BEGIN Provided entries
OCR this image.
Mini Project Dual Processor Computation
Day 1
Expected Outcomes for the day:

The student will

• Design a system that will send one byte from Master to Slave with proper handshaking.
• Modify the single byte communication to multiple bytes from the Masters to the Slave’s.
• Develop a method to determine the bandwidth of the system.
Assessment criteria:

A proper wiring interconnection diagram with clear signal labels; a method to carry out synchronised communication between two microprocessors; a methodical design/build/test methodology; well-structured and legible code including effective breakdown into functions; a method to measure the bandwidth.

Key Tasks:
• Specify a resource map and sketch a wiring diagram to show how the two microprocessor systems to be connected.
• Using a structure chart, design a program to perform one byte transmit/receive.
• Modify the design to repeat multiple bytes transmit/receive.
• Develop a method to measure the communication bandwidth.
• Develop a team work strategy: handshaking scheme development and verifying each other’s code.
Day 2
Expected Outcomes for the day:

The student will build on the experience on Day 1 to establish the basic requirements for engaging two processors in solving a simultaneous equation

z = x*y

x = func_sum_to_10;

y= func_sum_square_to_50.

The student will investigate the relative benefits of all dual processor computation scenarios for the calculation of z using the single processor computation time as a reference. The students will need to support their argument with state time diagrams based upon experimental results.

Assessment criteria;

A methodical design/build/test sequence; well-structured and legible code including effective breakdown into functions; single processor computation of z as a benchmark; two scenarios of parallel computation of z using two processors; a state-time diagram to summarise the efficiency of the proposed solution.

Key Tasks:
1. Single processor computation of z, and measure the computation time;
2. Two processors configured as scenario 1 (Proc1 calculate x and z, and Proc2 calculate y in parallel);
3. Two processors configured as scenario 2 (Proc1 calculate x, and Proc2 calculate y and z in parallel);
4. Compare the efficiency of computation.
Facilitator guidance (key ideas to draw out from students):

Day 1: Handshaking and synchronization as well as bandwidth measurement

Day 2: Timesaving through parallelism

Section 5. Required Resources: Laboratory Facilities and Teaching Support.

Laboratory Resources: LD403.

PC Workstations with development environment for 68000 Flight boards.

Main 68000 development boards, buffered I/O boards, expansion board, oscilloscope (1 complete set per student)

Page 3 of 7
END Provided entries
BEGIN Provided entries
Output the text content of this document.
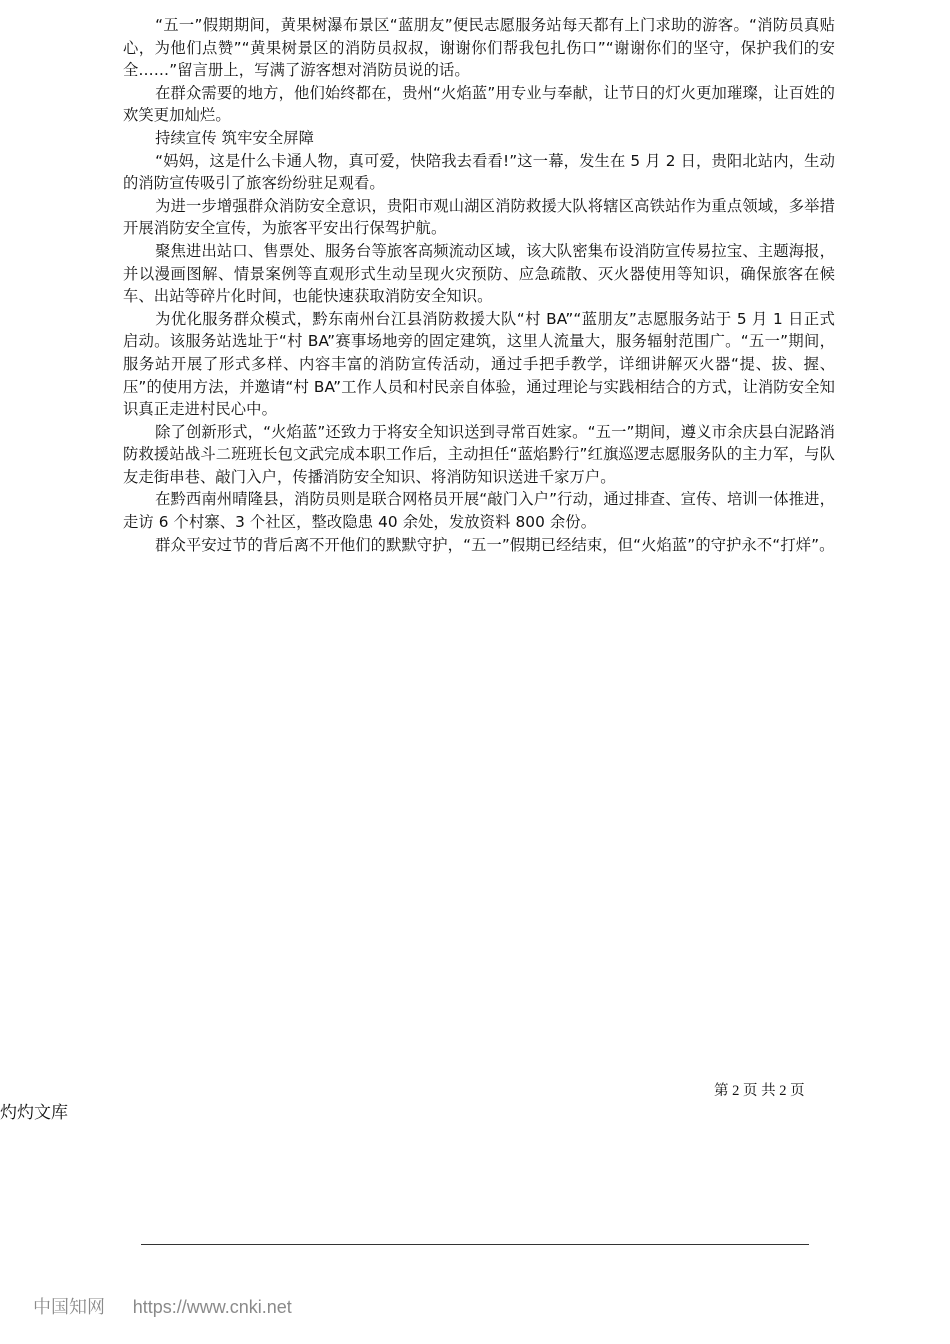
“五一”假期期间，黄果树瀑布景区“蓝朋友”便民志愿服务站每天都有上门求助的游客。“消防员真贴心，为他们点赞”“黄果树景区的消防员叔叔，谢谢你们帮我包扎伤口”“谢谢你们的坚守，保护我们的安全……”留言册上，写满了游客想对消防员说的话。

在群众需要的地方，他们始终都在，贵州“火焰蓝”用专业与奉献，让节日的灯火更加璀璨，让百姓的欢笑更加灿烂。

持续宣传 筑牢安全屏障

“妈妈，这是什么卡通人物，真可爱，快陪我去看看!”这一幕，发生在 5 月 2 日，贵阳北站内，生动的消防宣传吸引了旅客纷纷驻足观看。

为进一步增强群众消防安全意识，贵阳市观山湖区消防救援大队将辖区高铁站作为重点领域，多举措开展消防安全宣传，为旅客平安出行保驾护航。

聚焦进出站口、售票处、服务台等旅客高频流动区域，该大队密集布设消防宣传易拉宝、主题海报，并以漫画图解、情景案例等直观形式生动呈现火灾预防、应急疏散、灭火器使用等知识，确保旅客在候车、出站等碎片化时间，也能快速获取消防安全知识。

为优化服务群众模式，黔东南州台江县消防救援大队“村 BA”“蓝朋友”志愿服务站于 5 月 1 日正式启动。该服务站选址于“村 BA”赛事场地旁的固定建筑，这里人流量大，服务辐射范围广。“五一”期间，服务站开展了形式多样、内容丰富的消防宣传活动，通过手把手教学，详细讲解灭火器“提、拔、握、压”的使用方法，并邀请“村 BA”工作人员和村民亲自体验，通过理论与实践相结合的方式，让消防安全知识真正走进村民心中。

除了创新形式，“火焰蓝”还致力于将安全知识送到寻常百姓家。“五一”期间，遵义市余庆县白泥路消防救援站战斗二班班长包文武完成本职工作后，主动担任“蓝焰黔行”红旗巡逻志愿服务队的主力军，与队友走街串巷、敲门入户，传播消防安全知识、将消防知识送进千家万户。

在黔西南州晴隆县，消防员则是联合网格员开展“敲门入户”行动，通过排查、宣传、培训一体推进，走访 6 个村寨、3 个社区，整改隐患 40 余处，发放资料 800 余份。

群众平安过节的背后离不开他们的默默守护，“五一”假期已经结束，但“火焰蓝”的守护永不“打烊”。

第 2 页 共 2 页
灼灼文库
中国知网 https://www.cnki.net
END Provided entries
Exercise directions ▸ Copy out every line from the material above in which the word "transmit" appears.

The completed task ▸
• Using a structure chart, design a program to perform one byte transmit/receive.
• Modify the design to repeat multiple bytes transmit/receive.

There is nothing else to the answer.